La levodopa, una volta convertita a dopamina, ripristina la disponibilità del neurotrasmettitore a livello di sostanza nigra-nucleo striato attenuando la sintomatologia del Parkinson. Poichè si tratta di una malattia degenerativa progressiva, la terapia dopaminergica con levodopa è una terapia cronica che dura tutta la vita.

Negli anni 90, l’uso della levodopa (L-Dopa) non era raccomandato negli stadi iniziali della malattia di Parkinson perchè si riteneva che la fluttuazione della risposta al farmaco potesse dipendere dalla somministrazione cronica della levodopa. Gli studi clinici più recenti hanno in parte sfatato questa ipotesi confermando l’efficacia della levodopa sul lungo periodo (studi clinici PDRG Uk, CALM-PD) ed escludendo un effetto negativo del farmaco sulla progressione della malattia.

Una volta somministrata, la levodopa viene assorbita nell’intestino tenue. L’assorbimento presenta elevata variabilità intra e interindividuale dovuta a fattori dietetici (ruolo delle proteine), velocità di svuotamento gastrico, pH gastrico, somministrazione contemporanea di farmaci antiacidi o anticolinergici.

### ISTRUZIONI
(a) Riproduci fedelmente la parte del brano sulla levodopa che va da "Una volta somministrata, la" fino a "antiacidi o anticolinergici.", comprese queste parole.
(b) Prosegui il brano sulla levodopa a partire dall'ultima frase riportata.

### ESTRATTO DEL DATASET
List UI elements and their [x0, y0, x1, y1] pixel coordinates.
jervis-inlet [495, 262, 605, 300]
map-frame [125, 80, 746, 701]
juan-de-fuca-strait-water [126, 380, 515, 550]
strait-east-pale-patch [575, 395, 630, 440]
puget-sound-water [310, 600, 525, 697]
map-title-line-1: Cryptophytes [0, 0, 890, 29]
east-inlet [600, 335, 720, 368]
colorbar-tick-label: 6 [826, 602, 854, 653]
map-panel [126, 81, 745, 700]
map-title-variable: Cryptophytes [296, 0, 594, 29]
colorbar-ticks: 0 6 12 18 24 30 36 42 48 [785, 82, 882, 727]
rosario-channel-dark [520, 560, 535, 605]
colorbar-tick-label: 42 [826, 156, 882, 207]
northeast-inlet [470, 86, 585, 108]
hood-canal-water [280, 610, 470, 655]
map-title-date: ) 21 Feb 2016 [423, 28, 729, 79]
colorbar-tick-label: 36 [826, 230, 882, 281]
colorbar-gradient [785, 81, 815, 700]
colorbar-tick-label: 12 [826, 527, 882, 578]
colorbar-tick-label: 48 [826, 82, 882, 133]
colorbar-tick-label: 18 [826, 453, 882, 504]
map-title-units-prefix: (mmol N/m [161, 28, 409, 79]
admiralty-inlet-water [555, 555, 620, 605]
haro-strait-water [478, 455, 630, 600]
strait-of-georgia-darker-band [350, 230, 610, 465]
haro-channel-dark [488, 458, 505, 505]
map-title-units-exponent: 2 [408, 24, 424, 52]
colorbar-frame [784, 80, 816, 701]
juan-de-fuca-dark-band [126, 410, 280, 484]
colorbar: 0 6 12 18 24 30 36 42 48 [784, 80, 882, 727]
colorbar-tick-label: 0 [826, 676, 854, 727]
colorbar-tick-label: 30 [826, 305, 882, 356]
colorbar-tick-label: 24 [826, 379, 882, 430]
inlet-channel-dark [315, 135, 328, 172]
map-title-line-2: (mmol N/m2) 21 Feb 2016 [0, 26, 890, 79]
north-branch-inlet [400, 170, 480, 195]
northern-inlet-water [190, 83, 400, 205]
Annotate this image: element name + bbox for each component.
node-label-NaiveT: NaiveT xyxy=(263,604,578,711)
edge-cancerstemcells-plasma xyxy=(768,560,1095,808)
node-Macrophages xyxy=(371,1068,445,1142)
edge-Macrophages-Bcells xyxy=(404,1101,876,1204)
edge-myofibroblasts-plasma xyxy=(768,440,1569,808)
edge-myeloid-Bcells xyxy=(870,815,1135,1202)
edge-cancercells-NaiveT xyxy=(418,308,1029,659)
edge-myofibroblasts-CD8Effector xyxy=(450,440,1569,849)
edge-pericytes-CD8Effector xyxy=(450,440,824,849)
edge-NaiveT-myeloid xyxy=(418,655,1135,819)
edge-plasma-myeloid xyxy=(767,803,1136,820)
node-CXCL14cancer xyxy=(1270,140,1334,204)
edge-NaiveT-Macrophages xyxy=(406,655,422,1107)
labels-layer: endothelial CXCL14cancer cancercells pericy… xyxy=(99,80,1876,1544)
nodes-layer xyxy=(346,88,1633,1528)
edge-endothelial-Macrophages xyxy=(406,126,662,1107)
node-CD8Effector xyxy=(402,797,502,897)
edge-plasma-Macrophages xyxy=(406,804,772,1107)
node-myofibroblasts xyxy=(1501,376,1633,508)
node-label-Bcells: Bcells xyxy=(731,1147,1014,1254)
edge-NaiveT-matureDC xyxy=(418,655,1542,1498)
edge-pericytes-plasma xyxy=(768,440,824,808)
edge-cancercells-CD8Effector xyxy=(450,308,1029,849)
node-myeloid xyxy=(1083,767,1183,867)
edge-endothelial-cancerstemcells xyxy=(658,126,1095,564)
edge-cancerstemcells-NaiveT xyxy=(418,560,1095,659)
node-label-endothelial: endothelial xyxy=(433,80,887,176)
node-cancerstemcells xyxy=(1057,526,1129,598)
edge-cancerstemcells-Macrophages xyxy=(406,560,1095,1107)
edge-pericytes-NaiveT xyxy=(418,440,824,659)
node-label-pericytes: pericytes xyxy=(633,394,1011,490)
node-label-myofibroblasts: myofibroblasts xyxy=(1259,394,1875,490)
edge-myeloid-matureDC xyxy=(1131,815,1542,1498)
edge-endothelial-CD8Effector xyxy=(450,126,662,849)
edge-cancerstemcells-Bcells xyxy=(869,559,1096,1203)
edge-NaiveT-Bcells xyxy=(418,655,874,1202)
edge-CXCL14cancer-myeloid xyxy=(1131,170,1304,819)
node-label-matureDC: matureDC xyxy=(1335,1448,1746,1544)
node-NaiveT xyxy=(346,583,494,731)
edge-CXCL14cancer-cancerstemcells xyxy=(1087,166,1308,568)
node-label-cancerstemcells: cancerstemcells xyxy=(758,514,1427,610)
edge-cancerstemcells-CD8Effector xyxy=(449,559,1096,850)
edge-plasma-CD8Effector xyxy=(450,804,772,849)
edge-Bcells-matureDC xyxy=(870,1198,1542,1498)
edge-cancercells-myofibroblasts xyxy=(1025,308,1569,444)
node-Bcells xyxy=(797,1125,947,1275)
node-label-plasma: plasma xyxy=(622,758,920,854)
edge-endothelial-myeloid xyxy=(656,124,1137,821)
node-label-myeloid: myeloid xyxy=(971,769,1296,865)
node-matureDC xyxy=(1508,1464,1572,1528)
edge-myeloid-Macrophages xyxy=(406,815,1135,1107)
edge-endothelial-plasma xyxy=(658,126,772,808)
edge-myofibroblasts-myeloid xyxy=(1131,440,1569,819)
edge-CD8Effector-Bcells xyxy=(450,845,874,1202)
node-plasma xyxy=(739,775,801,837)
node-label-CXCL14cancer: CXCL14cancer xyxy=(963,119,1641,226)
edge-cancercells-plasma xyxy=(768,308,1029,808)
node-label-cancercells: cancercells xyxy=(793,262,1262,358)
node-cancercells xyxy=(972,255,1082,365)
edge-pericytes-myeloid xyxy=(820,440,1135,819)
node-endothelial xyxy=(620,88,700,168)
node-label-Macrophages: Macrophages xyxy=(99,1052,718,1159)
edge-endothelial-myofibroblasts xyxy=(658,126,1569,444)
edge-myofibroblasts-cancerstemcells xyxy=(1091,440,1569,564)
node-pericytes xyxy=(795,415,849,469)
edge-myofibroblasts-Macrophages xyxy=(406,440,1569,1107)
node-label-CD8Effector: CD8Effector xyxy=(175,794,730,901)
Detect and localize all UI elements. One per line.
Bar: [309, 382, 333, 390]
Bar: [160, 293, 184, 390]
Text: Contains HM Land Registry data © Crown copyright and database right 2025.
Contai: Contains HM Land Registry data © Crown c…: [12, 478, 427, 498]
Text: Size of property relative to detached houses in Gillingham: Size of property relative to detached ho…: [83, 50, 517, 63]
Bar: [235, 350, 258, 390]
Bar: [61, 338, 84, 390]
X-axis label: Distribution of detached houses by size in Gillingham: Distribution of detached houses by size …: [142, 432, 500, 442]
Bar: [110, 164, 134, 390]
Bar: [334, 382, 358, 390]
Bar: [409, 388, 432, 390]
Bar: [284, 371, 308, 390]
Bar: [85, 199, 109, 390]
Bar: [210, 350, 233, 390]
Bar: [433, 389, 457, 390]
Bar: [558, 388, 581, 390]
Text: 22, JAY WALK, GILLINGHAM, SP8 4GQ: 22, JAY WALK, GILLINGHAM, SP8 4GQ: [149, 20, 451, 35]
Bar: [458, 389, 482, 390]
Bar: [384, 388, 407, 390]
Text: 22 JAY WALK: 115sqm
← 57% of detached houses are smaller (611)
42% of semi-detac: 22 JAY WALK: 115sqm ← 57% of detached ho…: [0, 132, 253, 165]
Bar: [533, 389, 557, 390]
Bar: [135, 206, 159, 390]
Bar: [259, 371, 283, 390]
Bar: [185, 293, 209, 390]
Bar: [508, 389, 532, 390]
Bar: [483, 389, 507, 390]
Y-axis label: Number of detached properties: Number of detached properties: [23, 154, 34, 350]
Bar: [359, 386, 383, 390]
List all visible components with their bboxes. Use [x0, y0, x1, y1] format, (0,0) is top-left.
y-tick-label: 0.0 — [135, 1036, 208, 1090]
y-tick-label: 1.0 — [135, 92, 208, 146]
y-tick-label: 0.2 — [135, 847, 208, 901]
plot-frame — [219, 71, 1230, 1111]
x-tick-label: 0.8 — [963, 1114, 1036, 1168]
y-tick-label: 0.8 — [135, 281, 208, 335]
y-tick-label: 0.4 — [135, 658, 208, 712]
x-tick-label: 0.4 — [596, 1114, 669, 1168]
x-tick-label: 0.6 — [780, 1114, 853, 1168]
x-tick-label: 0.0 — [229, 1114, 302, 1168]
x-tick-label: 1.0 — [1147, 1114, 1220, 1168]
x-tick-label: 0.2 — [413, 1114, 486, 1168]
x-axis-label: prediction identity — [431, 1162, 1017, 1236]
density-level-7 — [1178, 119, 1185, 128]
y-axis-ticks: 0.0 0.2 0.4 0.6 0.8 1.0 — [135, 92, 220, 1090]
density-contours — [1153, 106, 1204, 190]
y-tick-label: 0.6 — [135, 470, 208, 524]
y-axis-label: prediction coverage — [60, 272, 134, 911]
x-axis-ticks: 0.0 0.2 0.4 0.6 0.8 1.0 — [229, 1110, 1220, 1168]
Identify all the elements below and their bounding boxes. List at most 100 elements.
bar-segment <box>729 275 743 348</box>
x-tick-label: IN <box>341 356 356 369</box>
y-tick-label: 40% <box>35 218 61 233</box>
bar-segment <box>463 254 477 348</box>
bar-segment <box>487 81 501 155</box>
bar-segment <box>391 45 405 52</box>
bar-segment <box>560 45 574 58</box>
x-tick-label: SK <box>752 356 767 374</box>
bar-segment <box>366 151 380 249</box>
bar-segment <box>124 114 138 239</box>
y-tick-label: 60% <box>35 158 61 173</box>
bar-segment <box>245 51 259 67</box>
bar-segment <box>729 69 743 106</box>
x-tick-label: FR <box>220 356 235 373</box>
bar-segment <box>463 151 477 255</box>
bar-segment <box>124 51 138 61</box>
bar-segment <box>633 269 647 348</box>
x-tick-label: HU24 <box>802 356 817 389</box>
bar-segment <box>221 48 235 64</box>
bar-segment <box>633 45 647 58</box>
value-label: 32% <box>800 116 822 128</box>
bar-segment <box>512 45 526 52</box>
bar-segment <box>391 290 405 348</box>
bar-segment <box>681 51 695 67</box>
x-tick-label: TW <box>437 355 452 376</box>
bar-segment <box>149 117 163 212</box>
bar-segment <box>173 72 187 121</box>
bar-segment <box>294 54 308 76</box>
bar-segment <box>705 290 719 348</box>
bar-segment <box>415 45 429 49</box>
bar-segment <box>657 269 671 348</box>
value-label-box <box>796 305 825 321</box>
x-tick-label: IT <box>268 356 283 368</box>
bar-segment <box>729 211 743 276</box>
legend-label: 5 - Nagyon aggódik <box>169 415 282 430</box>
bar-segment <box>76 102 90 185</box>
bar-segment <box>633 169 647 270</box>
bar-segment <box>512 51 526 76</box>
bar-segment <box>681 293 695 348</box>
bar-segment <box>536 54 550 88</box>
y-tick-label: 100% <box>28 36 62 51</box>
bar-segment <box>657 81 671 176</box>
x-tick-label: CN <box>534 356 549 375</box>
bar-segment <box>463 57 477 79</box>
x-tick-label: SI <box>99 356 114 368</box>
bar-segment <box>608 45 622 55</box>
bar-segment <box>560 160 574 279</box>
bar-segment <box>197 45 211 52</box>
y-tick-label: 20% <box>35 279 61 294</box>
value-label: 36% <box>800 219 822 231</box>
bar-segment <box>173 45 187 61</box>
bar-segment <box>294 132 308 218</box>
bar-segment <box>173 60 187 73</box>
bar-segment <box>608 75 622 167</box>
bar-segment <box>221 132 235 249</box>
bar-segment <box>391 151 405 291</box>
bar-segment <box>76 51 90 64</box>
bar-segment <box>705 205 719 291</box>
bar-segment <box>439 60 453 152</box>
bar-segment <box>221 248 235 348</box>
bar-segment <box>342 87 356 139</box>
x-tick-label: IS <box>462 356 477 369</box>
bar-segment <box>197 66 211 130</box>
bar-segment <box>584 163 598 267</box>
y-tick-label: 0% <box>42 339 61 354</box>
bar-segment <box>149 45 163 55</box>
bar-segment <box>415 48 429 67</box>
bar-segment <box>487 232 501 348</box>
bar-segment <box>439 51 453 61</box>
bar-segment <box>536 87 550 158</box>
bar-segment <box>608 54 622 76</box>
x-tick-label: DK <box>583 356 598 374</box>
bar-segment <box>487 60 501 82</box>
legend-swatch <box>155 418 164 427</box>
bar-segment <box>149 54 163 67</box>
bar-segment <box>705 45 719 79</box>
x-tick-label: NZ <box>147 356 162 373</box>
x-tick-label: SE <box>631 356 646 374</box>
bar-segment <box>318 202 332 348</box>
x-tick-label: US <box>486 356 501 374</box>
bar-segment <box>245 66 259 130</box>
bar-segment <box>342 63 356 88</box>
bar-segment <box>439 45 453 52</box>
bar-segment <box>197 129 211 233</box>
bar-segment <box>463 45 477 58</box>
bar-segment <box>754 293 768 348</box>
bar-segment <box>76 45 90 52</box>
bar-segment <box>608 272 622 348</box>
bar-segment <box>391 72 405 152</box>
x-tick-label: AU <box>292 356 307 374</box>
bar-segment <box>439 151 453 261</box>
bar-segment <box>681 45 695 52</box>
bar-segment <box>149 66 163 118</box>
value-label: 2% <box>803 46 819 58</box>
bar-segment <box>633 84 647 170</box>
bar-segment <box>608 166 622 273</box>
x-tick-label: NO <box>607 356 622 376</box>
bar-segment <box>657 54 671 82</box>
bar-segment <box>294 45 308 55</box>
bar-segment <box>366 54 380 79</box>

### RISPOSTE FORNITE
(a)
Una volta somministrata, la levodopa viene assorbita nell’intestino tenue. L’assorbimento presenta elevata variabilità intra e interindividuale dovuta a fattori dietetici (ruolo delle proteine), velocità di svuotamento gastrico, pH gastrico, somministrazione contemporanea di farmaci antiacidi o anticolinergici.

(b)
Le levodopa (L-Dopa) può essere somministrata in formulazione a rilascio modificato oppure per infusione continua intraduodenale per ridurre le oscillazioni della concentrazione plasmatica e attenuare il problema delle discinesie che da queste dipendono. La biodisponibilità di levodopa in formulazione a rilascio modificato è pari a circa il 60% di quella osservata con la formulazione a rilascio immediato. La biodisponibilità di levodopa in infusione continua intraduodenale è simile a quella orale, compresa fra l’81% e il 98% e non è influenzata dall velocità di svuotamento gastrico.

Il tempo di picco plasmatico passa da 0,5-2 ore a 3-5 ore considerando la formulazione a rilascio immediato e la formulazione a rilascio prolungato.

Il picco plasmatico nella formulazione a rilascio prolungato è inferiore di circa il 30% rispetto a quello osservato con la formulazione a rilascio immediato.

Per migliorare il profilo farmacocinetico in termini di velocità di assorbimento, comparsa dell’effetto terapeutico e riduzione della variabilità interindividuale, è disponibile l’estere metilico della levodopa, la melevodopa. Per aumentare la concentrazione cerebrale di levodopa, il farmaco è associato agli inibitori della DOPA-decarbossilasi carbidopa e benserazide, e può essere ulteriormente associato agli inibitori della COMT, entacapone o tolcapone.

La levodopa presenta un basso legame sieroproteico (10-30%) e un volume di distribuzione compreso fra 0,6 e 1,6 L/kg.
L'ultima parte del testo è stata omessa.